◆ REQUIREMENTS: Copy out all of the records with every "y-tick-label" swapped for "y-axis-tick" and everything else unchanged, and leave out the pictures.

+++ PROVIDED MATERIAL

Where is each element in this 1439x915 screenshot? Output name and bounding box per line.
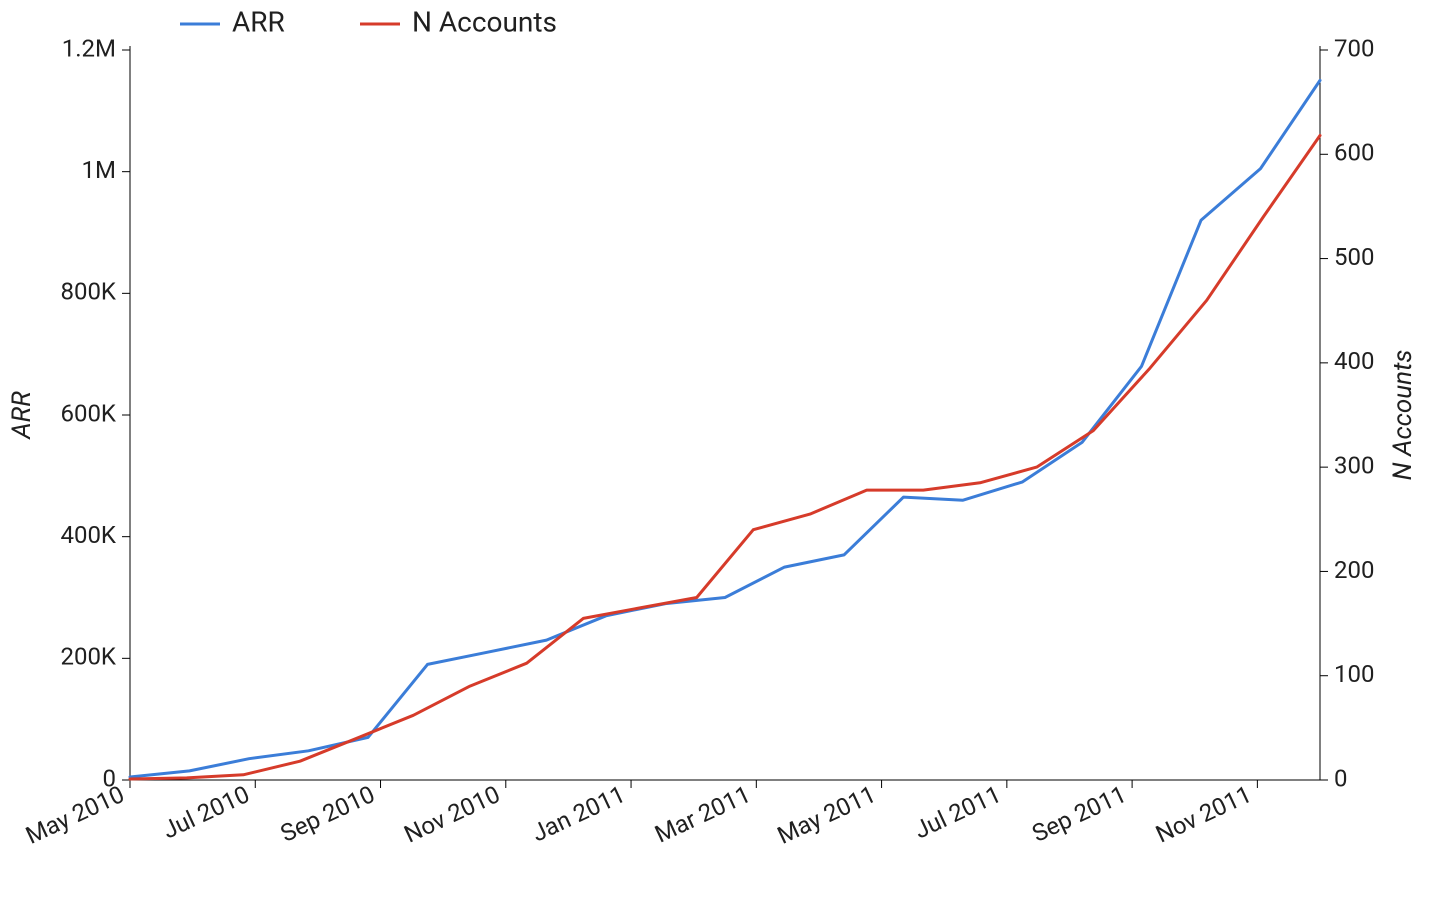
y-left-tick-label: 400K [60, 521, 116, 549]
y-right-tick-label: 700 [1334, 34, 1374, 62]
y-left-tick-label: 600K [60, 399, 116, 427]
arr-accounts-chart: ARRN Accounts0200K400K600K800K1M1.2M0100… [0, 0, 1439, 915]
y-right-tick-label: 0 [1334, 764, 1348, 792]
y-left-tick-label: 200K [60, 643, 116, 671]
y-right-tick-label: 300 [1334, 451, 1374, 479]
y-left-tick-label: 1.2M [62, 34, 116, 62]
y-right-tick-label: 400 [1334, 347, 1374, 375]
y-left-axis-title: ARR [7, 391, 37, 441]
legend-label-arr: ARR [232, 5, 285, 38]
y-right-tick-label: 100 [1334, 660, 1374, 688]
legend-label-n-accounts: N Accounts [412, 5, 557, 38]
y-right-tick-label: 200 [1334, 556, 1374, 584]
y-right-tick-label: 500 [1334, 243, 1374, 271]
y-left-tick-label: 800K [60, 278, 116, 306]
y-left-tick-label: 1M [82, 156, 116, 184]
y-right-tick-label: 600 [1334, 139, 1374, 167]
y-right-axis-title: N Accounts [1388, 350, 1418, 481]
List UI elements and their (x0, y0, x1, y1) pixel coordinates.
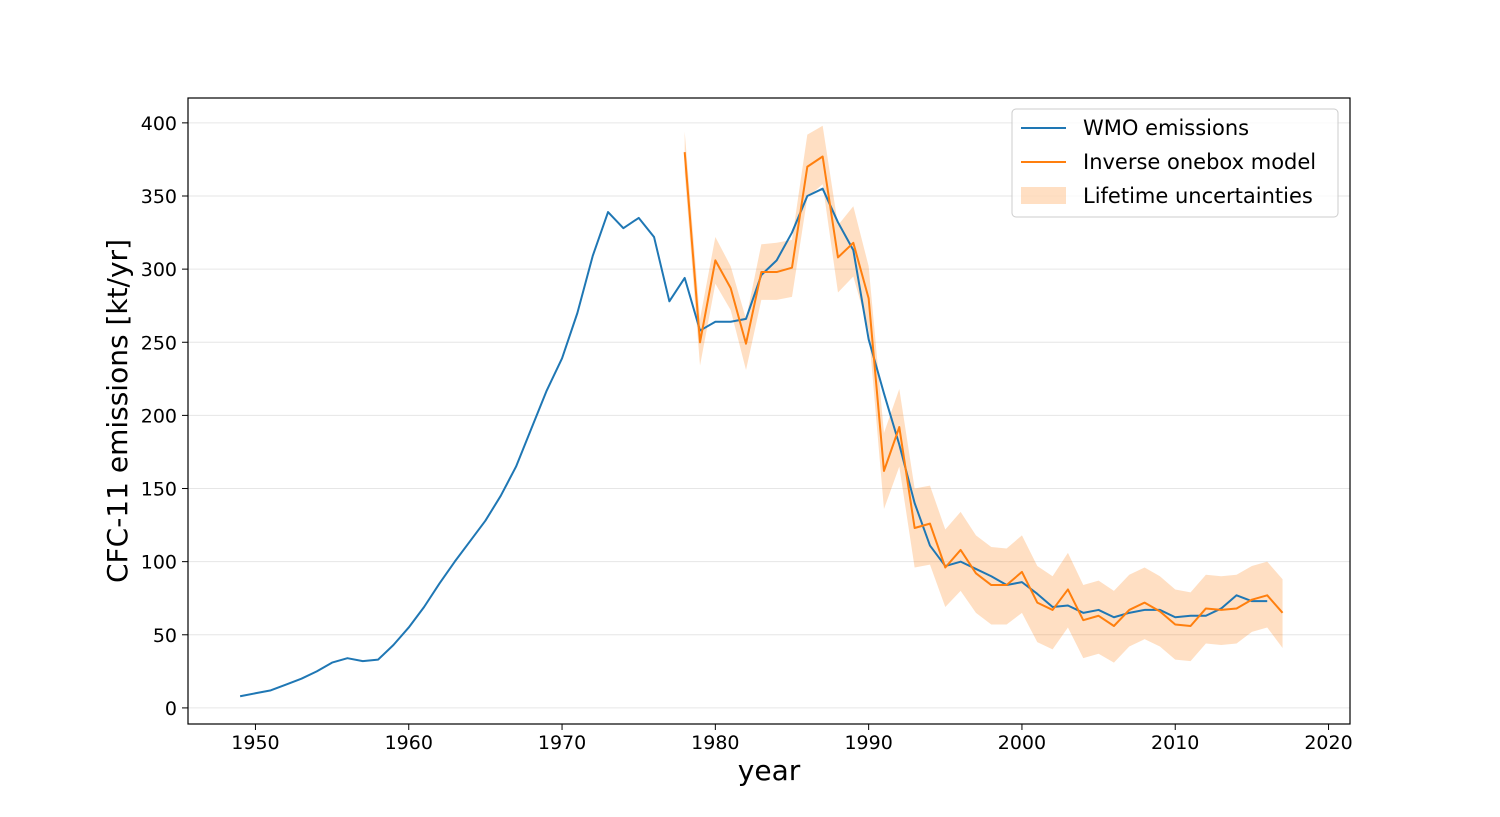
x-tick-label: 1970 (538, 732, 586, 754)
x-tick-label: 1980 (691, 732, 739, 754)
legend-box (1011, 108, 1339, 218)
legend-band-label: Lifetime uncertainties (1083, 184, 1313, 208)
y-axis-label: CFC-11 emissions [kt/yr] (101, 239, 134, 583)
grid-layer (188, 122, 1350, 709)
y-tick-label: 200 (141, 405, 177, 427)
x-axis: 1950 1960 1970 1980 1990 2000 2010 2020 (231, 724, 1353, 754)
legend-inverse-label: Inverse onebox model (1083, 150, 1316, 174)
y-tick-label: 400 (141, 113, 177, 135)
x-axis-label: year (738, 754, 801, 787)
band-layer (684, 125, 1283, 663)
x-tick-label: 1950 (231, 732, 279, 754)
x-tick-label: 2000 (998, 732, 1046, 754)
y-tick-label: 150 (141, 479, 177, 501)
plot-frame (187, 97, 1351, 725)
inverse-onebox-line (683, 152, 1284, 627)
legend-band-swatch (1021, 187, 1066, 204)
y-axis: 0 50 100 150 200 250 300 350 400 (141, 113, 188, 720)
x-tick-label: 2020 (1304, 732, 1352, 754)
y-tick-label: 0 (165, 698, 177, 720)
y-tick-label: 350 (141, 186, 177, 208)
lifetime-uncertainty-band (684, 125, 1283, 663)
x-tick-label: 1960 (385, 732, 433, 754)
y-tick-label: 50 (153, 625, 177, 647)
legend: WMO emissions Inverse onebox model Lifet… (1011, 108, 1339, 218)
wmo-emissions-line (239, 187, 1268, 698)
series-layer (239, 152, 1284, 698)
y-tick-label: 300 (141, 259, 177, 281)
x-tick-label: 1990 (844, 732, 892, 754)
y-tick-label: 250 (141, 332, 177, 354)
x-tick-label: 2010 (1151, 732, 1199, 754)
y-tick-label: 100 (141, 552, 177, 574)
legend-wmo-label: WMO emissions (1083, 116, 1249, 140)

++++++

◆ FINAL RESULT:
Where is each element in this 1439x915 screenshot? Output name and bounding box per line.
y-left-tick-label: 400K [60, 521, 116, 549]
y-right-tick-label: 700 [1334, 34, 1374, 62]
y-left-tick-label: 600K [60, 399, 116, 427]
arr-accounts-chart: ARRN Accounts0200K400K600K800K1M1.2M0100… [0, 0, 1439, 915]
y-right-tick-label: 0 [1334, 764, 1348, 792]
y-left-tick-label: 200K [60, 643, 116, 671]
y-right-tick-label: 300 [1334, 451, 1374, 479]
y-left-tick-label: 1.2M [62, 34, 116, 62]
y-right-tick-label: 400 [1334, 347, 1374, 375]
y-left-axis-title: ARR [7, 391, 37, 441]
legend-label-arr: ARR [232, 5, 285, 38]
y-right-tick-label: 100 [1334, 660, 1374, 688]
legend-label-n-accounts: N Accounts [412, 5, 557, 38]
y-right-tick-label: 200 [1334, 556, 1374, 584]
y-right-tick-label: 500 [1334, 243, 1374, 271]
y-left-tick-label: 800K [60, 278, 116, 306]
y-left-tick-label: 1M [82, 156, 116, 184]
y-right-tick-label: 600 [1334, 139, 1374, 167]
y-right-axis-title: N Accounts [1388, 350, 1418, 481]
List UI elements and their (x0, y0, x1, y1) pixel coordinates.
x-tick-label: 1970 (538, 732, 586, 754)
x-tick-label: 1980 (691, 732, 739, 754)
legend-box (1011, 108, 1339, 218)
legend-band-label: Lifetime uncertainties (1083, 184, 1313, 208)
y-axis-label: CFC-11 emissions [kt/yr] (101, 239, 134, 583)
grid-layer (188, 122, 1350, 709)
y-axis-tick: 200 (141, 405, 177, 427)
x-axis: 1950 1960 1970 1980 1990 2000 2010 2020 (231, 724, 1353, 754)
legend-inverse-label: Inverse onebox model (1083, 150, 1316, 174)
y-axis-tick: 400 (141, 113, 177, 135)
x-axis-label: year (738, 754, 801, 787)
band-layer (684, 125, 1283, 663)
x-tick-label: 1950 (231, 732, 279, 754)
x-tick-label: 2000 (998, 732, 1046, 754)
y-axis-tick: 150 (141, 479, 177, 501)
plot-frame (187, 97, 1351, 725)
inverse-onebox-line (683, 152, 1284, 627)
legend-band-swatch (1021, 187, 1066, 204)
y-axis: 0 50 100 150 200 250 300 350 400 (141, 113, 188, 720)
x-tick-label: 2020 (1304, 732, 1352, 754)
y-axis-tick: 0 (165, 698, 177, 720)
y-axis-tick: 350 (141, 186, 177, 208)
lifetime-uncertainty-band (684, 125, 1283, 663)
x-tick-label: 1960 (385, 732, 433, 754)
y-axis-tick: 50 (153, 625, 177, 647)
legend: WMO emissions Inverse onebox model Lifet… (1011, 108, 1339, 218)
wmo-emissions-line (239, 187, 1268, 698)
series-layer (239, 152, 1284, 698)
y-axis-tick: 300 (141, 259, 177, 281)
x-tick-label: 1990 (844, 732, 892, 754)
y-axis-tick: 250 (141, 332, 177, 354)
x-tick-label: 2010 (1151, 732, 1199, 754)
y-axis-tick: 100 (141, 552, 177, 574)
legend-wmo-label: WMO emissions (1083, 116, 1249, 140)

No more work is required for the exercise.